Exercise task.
Find every line in the records below that holds the word "Newmarket" and copy it.

Materials provided.
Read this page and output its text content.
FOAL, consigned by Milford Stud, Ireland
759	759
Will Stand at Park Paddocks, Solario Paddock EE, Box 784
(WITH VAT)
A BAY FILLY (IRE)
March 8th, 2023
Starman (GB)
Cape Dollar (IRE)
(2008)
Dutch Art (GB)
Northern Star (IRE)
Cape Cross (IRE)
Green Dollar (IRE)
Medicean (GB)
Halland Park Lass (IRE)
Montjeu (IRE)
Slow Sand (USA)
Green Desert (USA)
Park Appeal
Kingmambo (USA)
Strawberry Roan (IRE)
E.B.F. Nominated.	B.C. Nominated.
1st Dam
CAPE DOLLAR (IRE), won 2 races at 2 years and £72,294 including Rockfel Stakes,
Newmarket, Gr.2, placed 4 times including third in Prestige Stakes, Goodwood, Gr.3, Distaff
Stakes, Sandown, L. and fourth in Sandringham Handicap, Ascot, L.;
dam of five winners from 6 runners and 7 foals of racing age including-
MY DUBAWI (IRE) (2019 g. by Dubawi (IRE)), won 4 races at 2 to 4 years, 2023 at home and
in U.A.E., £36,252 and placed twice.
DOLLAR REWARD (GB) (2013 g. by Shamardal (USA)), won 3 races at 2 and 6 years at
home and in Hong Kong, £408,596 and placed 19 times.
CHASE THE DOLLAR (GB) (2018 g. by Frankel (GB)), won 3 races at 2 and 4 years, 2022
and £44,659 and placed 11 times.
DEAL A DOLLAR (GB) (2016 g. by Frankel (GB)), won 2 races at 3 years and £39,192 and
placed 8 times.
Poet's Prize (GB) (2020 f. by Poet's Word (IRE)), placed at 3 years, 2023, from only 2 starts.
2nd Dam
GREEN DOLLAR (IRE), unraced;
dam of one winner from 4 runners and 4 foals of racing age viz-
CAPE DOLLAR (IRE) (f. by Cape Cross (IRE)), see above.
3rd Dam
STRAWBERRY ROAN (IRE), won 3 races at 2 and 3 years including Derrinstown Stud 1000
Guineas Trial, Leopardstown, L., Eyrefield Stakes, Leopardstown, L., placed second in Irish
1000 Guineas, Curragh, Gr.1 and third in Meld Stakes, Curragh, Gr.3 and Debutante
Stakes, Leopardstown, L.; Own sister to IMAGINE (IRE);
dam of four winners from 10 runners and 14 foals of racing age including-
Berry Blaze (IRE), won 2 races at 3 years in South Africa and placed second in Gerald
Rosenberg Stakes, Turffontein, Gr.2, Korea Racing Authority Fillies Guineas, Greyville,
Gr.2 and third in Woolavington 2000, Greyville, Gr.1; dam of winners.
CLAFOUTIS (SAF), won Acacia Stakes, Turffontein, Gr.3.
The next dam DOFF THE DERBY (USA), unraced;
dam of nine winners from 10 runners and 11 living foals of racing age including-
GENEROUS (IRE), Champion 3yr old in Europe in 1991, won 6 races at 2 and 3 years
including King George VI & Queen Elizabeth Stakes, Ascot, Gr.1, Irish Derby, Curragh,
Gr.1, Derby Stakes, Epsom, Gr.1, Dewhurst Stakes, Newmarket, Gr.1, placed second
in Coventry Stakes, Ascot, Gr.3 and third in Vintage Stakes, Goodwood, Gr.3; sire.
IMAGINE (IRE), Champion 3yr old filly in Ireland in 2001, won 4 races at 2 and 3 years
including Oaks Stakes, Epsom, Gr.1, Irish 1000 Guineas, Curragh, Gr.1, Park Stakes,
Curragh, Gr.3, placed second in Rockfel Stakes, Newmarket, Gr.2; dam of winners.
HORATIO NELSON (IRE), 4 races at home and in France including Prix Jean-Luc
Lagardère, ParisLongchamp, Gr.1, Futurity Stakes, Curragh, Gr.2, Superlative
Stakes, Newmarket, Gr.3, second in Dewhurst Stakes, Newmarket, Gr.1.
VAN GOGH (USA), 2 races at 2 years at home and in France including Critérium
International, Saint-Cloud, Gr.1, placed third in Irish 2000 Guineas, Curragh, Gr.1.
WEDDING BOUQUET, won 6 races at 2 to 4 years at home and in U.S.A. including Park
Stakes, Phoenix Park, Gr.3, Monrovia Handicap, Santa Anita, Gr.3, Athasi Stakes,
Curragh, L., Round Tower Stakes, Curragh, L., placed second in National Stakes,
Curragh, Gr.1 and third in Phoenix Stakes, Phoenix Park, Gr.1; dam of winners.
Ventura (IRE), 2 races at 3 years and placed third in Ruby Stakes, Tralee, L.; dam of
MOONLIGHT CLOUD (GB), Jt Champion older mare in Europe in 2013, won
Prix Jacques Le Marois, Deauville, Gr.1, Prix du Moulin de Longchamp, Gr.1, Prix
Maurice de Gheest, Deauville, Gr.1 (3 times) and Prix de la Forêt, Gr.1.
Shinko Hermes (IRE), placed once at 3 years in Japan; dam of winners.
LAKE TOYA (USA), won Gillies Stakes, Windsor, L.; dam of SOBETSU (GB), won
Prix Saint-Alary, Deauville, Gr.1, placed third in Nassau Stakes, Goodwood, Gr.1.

Complete answer.
Newmarket, Gr.2, placed 4 times including third in Prestige Stakes, Goodwood, Gr.3, Distaff
Gr.1, Derby Stakes, Epsom, Gr.1, Dewhurst Stakes, Newmarket, Gr.1, placed second
Curragh, Gr.3, placed second in Rockfel Stakes, Newmarket, Gr.2; dam of winners.
Stakes, Newmarket, Gr.3, second in Dewhurst Stakes, Newmarket, Gr.1.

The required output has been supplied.